**Objective:** Give the data below again, word for word.

[Stored data]
┌──
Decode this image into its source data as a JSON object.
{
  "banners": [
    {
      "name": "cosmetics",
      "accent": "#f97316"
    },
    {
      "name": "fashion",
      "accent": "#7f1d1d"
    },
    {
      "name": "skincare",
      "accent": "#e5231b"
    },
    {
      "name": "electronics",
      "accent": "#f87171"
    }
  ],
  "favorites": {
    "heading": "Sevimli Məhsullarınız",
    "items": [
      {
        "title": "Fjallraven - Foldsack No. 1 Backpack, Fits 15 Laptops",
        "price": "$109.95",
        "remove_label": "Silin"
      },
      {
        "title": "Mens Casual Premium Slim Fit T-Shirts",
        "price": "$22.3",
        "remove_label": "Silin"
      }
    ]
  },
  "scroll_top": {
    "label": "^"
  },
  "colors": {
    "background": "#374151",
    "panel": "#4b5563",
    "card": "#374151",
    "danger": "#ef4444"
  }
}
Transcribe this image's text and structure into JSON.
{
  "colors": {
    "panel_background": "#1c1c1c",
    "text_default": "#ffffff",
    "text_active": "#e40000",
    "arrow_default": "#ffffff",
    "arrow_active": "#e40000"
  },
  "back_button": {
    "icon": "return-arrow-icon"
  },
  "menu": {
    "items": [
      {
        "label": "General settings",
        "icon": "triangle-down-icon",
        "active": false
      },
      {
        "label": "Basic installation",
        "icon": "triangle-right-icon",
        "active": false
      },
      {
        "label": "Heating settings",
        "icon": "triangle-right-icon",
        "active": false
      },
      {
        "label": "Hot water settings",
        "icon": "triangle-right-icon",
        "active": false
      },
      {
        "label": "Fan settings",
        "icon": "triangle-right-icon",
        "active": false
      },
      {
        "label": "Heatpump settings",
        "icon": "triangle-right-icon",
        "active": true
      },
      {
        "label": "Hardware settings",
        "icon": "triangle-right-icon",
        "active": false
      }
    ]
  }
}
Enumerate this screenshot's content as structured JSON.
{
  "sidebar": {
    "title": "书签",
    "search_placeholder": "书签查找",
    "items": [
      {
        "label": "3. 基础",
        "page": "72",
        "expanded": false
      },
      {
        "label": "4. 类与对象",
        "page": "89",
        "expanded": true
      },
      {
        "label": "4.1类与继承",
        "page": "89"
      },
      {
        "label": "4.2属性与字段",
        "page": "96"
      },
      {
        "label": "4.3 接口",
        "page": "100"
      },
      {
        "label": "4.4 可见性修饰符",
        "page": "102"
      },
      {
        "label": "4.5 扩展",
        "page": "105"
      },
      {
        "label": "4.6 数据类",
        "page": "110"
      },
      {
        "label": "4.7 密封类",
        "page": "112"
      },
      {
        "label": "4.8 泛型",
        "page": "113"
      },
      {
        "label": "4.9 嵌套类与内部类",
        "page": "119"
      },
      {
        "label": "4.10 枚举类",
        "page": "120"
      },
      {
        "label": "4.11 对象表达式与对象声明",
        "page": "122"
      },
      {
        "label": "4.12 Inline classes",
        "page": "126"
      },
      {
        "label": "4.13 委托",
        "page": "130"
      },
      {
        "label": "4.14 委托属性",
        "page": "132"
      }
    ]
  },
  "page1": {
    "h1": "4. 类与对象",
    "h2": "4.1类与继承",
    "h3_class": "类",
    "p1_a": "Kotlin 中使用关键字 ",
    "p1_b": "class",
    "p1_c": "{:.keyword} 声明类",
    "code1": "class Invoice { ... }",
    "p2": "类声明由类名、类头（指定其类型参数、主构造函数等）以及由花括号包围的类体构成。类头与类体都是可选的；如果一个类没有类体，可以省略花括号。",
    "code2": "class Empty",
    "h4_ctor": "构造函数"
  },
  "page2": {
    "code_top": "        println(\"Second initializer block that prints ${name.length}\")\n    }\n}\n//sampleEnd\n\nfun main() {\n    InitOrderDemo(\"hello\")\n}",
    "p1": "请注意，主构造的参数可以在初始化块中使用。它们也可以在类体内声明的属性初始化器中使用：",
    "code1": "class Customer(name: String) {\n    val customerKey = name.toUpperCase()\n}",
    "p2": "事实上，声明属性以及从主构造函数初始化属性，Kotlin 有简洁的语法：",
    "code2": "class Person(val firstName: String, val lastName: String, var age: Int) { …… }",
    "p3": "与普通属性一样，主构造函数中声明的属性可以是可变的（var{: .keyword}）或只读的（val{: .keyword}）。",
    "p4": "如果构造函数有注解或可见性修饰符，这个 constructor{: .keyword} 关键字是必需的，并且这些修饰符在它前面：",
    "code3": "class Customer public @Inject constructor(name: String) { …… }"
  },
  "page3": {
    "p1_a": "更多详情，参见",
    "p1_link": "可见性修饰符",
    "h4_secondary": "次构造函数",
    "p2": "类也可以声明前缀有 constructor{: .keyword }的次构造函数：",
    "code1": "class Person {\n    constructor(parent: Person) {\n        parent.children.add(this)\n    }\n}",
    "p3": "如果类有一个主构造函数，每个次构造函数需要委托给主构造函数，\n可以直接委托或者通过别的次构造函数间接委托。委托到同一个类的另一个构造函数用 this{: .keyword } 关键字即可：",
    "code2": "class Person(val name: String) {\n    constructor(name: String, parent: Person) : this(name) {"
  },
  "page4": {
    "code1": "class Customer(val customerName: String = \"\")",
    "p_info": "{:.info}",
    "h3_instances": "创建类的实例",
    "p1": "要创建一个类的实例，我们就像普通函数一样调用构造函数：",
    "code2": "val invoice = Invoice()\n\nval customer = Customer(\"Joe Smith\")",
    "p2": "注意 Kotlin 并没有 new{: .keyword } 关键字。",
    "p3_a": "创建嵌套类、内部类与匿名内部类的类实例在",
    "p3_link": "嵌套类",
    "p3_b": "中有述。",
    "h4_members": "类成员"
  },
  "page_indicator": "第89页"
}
└──
**Response:**
Decode this image into its source data as a JSON object.
{
  "banners": [
    {
      "name": "cosmetics",
      "accent": "#f97316"
    },
    {
      "name": "fashion",
      "accent": "#7f1d1d"
    },
    {
      "name": "skincare",
      "accent": "#e5231b"
    },
    {
      "name": "electronics",
      "accent": "#f87171"
    }
  ],
  "favorites": {
    "heading": "Sevimli Məhsullarınız",
    "items": [
      {
        "title": "Fjallraven - Foldsack No. 1 Backpack, Fits 15 Laptops",
        "price": "$109.95",
        "remove_label": "Silin"
      },
      {
        "title": "Mens Casual Premium Slim Fit T-Shirts",
        "price": "$22.3",
        "remove_label": "Silin"
      }
    ]
  },
  "scroll_top": {
    "label": "^"
  },
  "colors": {
    "background": "#374151",
    "panel": "#4b5563",
    "card": "#374151",
    "danger": "#ef4444"
  }
}
Transcribe this image's text and structure into JSON.
{
  "colors": {
    "panel_background": "#1c1c1c",
    "text_default": "#ffffff",
    "text_active": "#e40000",
    "arrow_default": "#ffffff",
    "arrow_active": "#e40000"
  },
  "back_button": {
    "icon": "return-arrow-icon"
  },
  "menu": {
    "items": [
      {
        "label": "General settings",
        "icon": "triangle-down-icon",
        "active": false
      },
      {
        "label": "Basic installation",
        "icon": "triangle-right-icon",
        "active": false
      },
      {
        "label": "Heating settings",
        "icon": "triangle-right-icon",
        "active": false
      },
      {
        "label": "Hot water settings",
        "icon": "triangle-right-icon",
        "active": false
      },
      {
        "label": "Fan settings",
        "icon": "triangle-right-icon",
        "active": false
      },
      {
        "label": "Heatpump settings",
        "icon": "triangle-right-icon",
        "active": true
      },
      {
        "label": "Hardware settings",
        "icon": "triangle-right-icon",
        "active": false
      }
    ]
  }
}
Enumerate this screenshot's content as structured JSON.
{
  "sidebar": {
    "title": "书签",
    "search_placeholder": "书签查找",
    "items": [
      {
        "label": "3. 基础",
        "page": "72",
        "expanded": false
      },
      {
        "label": "4. 类与对象",
        "page": "89",
        "expanded": true
      },
      {
        "label": "4.1类与继承",
        "page": "89"
      },
      {
        "label": "4.2属性与字段",
        "page": "96"
      },
      {
        "label": "4.3 接口",
        "page": "100"
      },
      {
        "label": "4.4 可见性修饰符",
        "page": "102"
      },
      {
        "label": "4.5 扩展",
        "page": "105"
      },
      {
        "label": "4.6 数据类",
        "page": "110"
      },
      {
        "label": "4.7 密封类",
        "page": "112"
      },
      {
        "label": "4.8 泛型",
        "page": "113"
      },
      {
        "label": "4.9 嵌套类与内部类",
        "page": "119"
      },
      {
        "label": "4.10 枚举类",
        "page": "120"
      },
      {
        "label": "4.11 对象表达式与对象声明",
        "page": "122"
      },
      {
        "label": "4.12 Inline classes",
        "page": "126"
      },
      {
        "label": "4.13 委托",
        "page": "130"
      },
      {
        "label": "4.14 委托属性",
        "page": "132"
      }
    ]
  },
  "page1": {
    "h1": "4. 类与对象",
    "h2": "4.1类与继承",
    "h3_class": "类",
    "p1_a": "Kotlin 中使用关键字 ",
    "p1_b": "class",
    "p1_c": "{:.keyword} 声明类",
    "code1": "class Invoice { ... }",
    "p2": "类声明由类名、类头（指定其类型参数、主构造函数等）以及由花括号包围的类体构成。类头与类体都是可选的；如果一个类没有类体，可以省略花括号。",
    "code2": "class Empty",
    "h4_ctor": "构造函数"
  },
  "page2": {
    "code_top": "        println(\"Second initializer block that prints ${name.length}\")\n    }\n}\n//sampleEnd\n\nfun main() {\n    InitOrderDemo(\"hello\")\n}",
    "p1": "请注意，主构造的参数可以在初始化块中使用。它们也可以在类体内声明的属性初始化器中使用：",
    "code1": "class Customer(name: String) {\n    val customerKey = name.toUpperCase()\n}",
    "p2": "事实上，声明属性以及从主构造函数初始化属性，Kotlin 有简洁的语法：",
    "code2": "class Person(val firstName: String, val lastName: String, var age: Int) { …… }",
    "p3": "与普通属性一样，主构造函数中声明的属性可以是可变的（var{: .keyword}）或只读的（val{: .keyword}）。",
    "p4": "如果构造函数有注解或可见性修饰符，这个 constructor{: .keyword} 关键字是必需的，并且这些修饰符在它前面：",
    "code3": "class Customer public @Inject constructor(name: String) { …… }"
  },
  "page3": {
    "p1_a": "更多详情，参见",
    "p1_link": "可见性修饰符",
    "h4_secondary": "次构造函数",
    "p2": "类也可以声明前缀有 constructor{: .keyword }的次构造函数：",
    "code1": "class Person {\n    constructor(parent: Person) {\n        parent.children.add(this)\n    }\n}",
    "p3": "如果类有一个主构造函数，每个次构造函数需要委托给主构造函数，\n可以直接委托或者通过别的次构造函数间接委托。委托到同一个类的另一个构造函数用 this{: .keyword } 关键字即可：",
    "code2": "class Person(val name: String) {\n    constructor(name: String, parent: Person) : this(name) {"
  },
  "page4": {
    "code1": "class Customer(val customerName: String = \"\")",
    "p_info": "{:.info}",
    "h3_instances": "创建类的实例",
    "p1": "要创建一个类的实例，我们就像普通函数一样调用构造函数：",
    "code2": "val invoice = Invoice()\n\nval customer = Customer(\"Joe Smith\")",
    "p2": "注意 Kotlin 并没有 new{: .keyword } 关键字。",
    "p3_a": "创建嵌套类、内部类与匿名内部类的类实例在",
    "p3_link": "嵌套类",
    "p3_b": "中有述。",
    "h4_members": "类成员"
  },
  "page_indicator": "第89页"
}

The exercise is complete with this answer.